AIM =
Across all the lines below, how many contain the string "реализации"? Please reply with the number only.
======== SOURCE DATA
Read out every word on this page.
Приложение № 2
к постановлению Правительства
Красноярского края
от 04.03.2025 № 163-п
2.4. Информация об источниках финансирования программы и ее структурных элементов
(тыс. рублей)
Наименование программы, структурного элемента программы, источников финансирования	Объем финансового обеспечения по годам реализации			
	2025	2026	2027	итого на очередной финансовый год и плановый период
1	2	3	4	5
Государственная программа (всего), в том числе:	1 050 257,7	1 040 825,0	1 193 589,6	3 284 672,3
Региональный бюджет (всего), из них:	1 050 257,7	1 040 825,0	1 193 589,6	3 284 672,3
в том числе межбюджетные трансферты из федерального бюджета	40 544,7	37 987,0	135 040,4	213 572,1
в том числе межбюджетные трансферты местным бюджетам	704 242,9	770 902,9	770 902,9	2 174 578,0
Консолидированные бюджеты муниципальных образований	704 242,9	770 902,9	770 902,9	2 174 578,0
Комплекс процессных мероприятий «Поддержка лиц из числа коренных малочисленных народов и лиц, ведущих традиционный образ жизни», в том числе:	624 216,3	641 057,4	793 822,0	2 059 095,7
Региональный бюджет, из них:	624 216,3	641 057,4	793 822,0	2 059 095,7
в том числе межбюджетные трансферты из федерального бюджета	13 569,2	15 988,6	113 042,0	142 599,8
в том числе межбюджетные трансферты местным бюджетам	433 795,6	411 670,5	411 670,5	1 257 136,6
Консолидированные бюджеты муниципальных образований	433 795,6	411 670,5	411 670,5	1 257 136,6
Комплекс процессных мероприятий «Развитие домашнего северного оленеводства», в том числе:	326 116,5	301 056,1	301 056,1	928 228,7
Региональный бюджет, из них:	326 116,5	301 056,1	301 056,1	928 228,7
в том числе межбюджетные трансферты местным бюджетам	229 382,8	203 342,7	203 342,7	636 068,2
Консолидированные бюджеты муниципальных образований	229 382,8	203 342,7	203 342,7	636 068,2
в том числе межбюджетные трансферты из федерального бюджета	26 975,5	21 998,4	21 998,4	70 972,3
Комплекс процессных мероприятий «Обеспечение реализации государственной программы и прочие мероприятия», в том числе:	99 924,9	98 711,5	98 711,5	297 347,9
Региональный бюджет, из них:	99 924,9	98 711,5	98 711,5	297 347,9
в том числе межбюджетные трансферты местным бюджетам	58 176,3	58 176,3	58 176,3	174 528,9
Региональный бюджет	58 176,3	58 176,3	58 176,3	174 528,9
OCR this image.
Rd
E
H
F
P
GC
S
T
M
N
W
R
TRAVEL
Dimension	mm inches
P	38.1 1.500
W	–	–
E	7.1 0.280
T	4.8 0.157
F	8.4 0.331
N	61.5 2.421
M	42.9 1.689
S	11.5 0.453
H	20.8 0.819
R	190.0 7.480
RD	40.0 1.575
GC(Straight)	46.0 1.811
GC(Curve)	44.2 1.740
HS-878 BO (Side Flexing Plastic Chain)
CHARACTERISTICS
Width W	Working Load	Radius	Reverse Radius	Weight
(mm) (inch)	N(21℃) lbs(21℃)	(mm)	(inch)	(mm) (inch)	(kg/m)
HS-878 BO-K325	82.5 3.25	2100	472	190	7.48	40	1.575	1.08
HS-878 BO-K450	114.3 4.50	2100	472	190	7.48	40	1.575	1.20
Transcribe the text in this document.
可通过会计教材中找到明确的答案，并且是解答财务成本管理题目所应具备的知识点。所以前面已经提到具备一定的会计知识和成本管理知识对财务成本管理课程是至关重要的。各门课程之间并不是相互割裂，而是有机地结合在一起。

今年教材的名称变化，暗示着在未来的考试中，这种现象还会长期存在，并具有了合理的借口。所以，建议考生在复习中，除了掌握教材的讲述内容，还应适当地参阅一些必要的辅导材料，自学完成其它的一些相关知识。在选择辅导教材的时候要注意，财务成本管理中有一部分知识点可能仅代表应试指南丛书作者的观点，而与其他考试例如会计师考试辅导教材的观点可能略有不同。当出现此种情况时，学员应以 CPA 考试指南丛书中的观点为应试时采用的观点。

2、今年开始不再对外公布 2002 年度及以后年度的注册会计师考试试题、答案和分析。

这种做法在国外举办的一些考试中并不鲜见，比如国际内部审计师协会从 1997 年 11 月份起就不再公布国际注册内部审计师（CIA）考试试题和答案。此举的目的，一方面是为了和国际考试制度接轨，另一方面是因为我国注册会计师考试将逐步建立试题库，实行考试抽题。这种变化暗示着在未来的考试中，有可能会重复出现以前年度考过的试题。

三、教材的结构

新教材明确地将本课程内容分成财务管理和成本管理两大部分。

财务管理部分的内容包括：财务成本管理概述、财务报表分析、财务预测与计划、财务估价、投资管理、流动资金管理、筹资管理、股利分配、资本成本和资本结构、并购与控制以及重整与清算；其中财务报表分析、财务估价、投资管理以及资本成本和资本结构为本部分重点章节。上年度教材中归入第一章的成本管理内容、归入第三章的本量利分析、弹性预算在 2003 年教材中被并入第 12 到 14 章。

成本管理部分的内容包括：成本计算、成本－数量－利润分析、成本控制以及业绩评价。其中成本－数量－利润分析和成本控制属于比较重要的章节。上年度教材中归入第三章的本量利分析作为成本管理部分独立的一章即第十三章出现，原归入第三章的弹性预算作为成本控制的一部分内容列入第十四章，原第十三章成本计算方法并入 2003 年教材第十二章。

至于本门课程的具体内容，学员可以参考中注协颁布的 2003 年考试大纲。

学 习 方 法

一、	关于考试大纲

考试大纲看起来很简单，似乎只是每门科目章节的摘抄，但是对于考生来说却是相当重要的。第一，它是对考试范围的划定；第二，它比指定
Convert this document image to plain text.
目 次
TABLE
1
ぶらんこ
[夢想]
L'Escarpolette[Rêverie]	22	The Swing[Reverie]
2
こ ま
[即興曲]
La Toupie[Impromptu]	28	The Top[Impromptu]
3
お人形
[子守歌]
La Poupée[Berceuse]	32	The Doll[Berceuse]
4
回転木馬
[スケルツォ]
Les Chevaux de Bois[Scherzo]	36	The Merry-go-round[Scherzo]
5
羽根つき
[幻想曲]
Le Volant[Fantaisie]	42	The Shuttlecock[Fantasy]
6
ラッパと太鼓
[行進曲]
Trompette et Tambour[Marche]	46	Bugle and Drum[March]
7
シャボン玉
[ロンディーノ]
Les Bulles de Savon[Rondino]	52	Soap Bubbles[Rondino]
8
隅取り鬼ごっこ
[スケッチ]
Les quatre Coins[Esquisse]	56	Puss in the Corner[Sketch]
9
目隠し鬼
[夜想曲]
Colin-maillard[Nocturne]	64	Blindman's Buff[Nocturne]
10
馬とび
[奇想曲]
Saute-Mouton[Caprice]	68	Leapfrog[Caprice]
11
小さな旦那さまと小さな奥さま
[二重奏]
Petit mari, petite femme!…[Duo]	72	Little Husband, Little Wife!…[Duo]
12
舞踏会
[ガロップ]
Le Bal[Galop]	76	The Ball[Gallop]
================
ANSWER IN FULL =
2